This is the source of the Australian financial regulatory group-think and underscores connection between the “independent” central bank and Treasury! The CFR has recently started publishing updates on its activities. This is the latest. We need an inquiry into the regulatory system, something which was missing from the Hayne Royal Commission, by design.

At its meeting on 18 September 2019, the Council of Financial Regulators (the Council) discussed risks facing the Australian financial system, regulatory issues and developments relevant to its members. The main topics discussed included the following:

Financing conditions and the housing market. Council members discussed credit conditions and recent developments in the housing market. Housing credit growth has been subdued, particularly growth in credit to investors. The major banks have seen slower growth relative to other lenders. Subdued credit growth has been primarily driven by weaker credit demand, though loan approvals have picked up recently. The potential for risks to financial stability from falling housing prices in Sydney and Melbourne has abated somewhat, with prices rising in the past few months. In contrast, prices have continued their prolonged decline in Western Australia and the Northern Territory and so the prevalence of negative equity for borrowers in those regions has continued to rise. The Council also discussed the continuing tight credit conditions for small businesses, with little growth in credit outstanding over the past year. The Council will continue to closely monitor developments.

Members discussed progress with updating the guidance regarding responsible lending provisions in the National Consumer Credit Protection Act 2009. The updated guidance should provide greater clarity about what is required for a lender to comply with its obligations, taking into consideration enhancements to lending practices, the impact of competition from new market entrants, as well as enhanced access to and usage of consumer credit data and technological tools.

Policy developments. APRA provided an update on a number of policy initiatives, including changes to the related entities framework for banks and other ADIs and proposals to strengthen remuneration requirements across all APRA-regulated entities. The proposed remuneration requirements seek to better align remuneration frameworks with the long-term interests of entities and their stakeholders, and incorporate a recommendation from the Royal Commission on limiting remuneration based on financial metrics. APRA briefed members on the outcomes of its capability review.

Superannuation fund liquidity. The Council considered arrangements for managing liquidity at superannuation funds during periods of market stress. They noted that arrangements had operated as intended during the financial crisis and had since been strengthened. They agreed that existing arrangements provide an appropriate incentive for superannuation funds to manage their liquidity and that circumstances where a systemic liquidity problem could arise for the superannuation system were highly unlikely. Members concluded that no additional measures, including access to liquidity from the Reserve Bank, were warranted.

**DATA PROVIDED**

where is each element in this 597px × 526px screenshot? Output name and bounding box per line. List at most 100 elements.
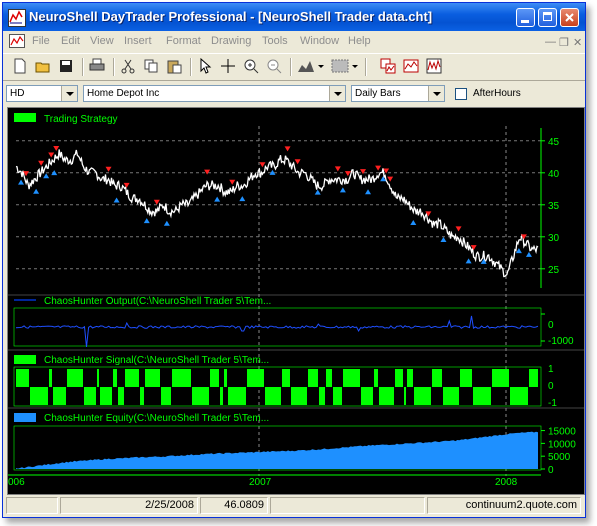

**EXERCISE REQUIREMENTS**
1 > According to the financial regulators' meeting update, where did housing prices continue their prolonged decline?
2 > Quote the financial regulators' meeting update word for word between "Superannuation fund liquidity." and "Bank, were warranted.", inclusive.

**RESPONSES TO THE EXERCISE**
1 > Western Australia and the Northern Territory

2 >
Superannuation fund liquidity. The Council considered arrangements for managing liquidity at superannuation funds during periods of market stress. They noted that arrangements had operated as intended during the financial crisis and had since been strengthened. They agreed that existing arrangements provide an appropriate incentive for superannuation funds to manage their liquidity and that circumstances where a systemic liquidity problem could arise for the superannuation system were highly unlikely. Members concluded that no additional measures, including access to liquidity from the Reserve Bank, were warranted.